*Stored data*.
================================
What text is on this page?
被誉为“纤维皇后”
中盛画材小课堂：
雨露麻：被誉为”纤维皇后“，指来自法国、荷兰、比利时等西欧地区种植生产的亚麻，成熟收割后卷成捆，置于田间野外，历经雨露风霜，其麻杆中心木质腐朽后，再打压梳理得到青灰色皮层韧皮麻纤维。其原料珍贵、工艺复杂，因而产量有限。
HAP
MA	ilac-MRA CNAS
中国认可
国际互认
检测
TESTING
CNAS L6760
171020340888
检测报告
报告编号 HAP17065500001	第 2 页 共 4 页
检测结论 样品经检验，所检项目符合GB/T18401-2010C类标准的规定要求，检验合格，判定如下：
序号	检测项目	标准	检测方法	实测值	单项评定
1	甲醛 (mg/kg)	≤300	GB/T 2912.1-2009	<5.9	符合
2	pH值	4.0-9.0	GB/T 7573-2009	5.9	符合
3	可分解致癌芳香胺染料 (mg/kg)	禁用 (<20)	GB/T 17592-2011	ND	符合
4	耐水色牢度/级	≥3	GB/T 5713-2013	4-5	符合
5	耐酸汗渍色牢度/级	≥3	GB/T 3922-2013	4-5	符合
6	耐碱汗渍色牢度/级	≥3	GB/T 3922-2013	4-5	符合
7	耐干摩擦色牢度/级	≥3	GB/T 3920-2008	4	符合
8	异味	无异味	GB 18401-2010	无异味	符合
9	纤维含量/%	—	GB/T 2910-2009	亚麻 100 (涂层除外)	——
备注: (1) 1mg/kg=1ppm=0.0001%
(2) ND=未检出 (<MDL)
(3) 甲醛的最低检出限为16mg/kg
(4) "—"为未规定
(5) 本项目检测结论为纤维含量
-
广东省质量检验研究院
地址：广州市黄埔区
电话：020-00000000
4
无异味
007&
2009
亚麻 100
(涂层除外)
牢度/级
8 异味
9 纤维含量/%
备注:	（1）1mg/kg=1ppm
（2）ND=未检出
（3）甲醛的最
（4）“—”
================================
*Set exercise*.
Repeat every entry exactly as written above.

*Output*.
What text is on this page?
被誉为“纤维皇后”
中盛画材小课堂：
雨露麻：被誉为”纤维皇后“，指来自法国、荷兰、比利时等西欧地区种植生产的亚麻，成熟收割后卷成捆，置于田间野外，历经雨露风霜，其麻杆中心木质腐朽后，再打压梳理得到青灰色皮层韧皮麻纤维。其原料珍贵、工艺复杂，因而产量有限。
HAP
MA	ilac-MRA CNAS
中国认可
国际互认
检测
TESTING
CNAS L6760
171020340888
检测报告
报告编号 HAP17065500001	第 2 页 共 4 页
检测结论 样品经检验，所检项目符合GB/T18401-2010C类标准的规定要求，检验合格，判定如下：
序号	检测项目	标准	检测方法	实测值	单项评定
1	甲醛 (mg/kg)	≤300	GB/T 2912.1-2009	<5.9	符合
2	pH值	4.0-9.0	GB/T 7573-2009	5.9	符合
3	可分解致癌芳香胺染料 (mg/kg)	禁用 (<20)	GB/T 17592-2011	ND	符合
4	耐水色牢度/级	≥3	GB/T 5713-2013	4-5	符合
5	耐酸汗渍色牢度/级	≥3	GB/T 3922-2013	4-5	符合
6	耐碱汗渍色牢度/级	≥3	GB/T 3922-2013	4-5	符合
7	耐干摩擦色牢度/级	≥3	GB/T 3920-2008	4	符合
8	异味	无异味	GB 18401-2010	无异味	符合
9	纤维含量/%	—	GB/T 2910-2009	亚麻 100 (涂层除外)	——
备注: (1) 1mg/kg=1ppm=0.0001%
(2) ND=未检出 (<MDL)
(3) 甲醛的最低检出限为16mg/kg
(4) "—"为未规定
(5) 本项目检测结论为纤维含量
-
广东省质量检验研究院
地址：广州市黄埔区
电话：020-00000000
4
无异味
007&
2009
亚麻 100
(涂层除外)
牢度/级
8 异味
9 纤维含量/%
备注:	（1）1mg/kg=1ppm
（2）ND=未检出
（3）甲醛的最
（4）“—”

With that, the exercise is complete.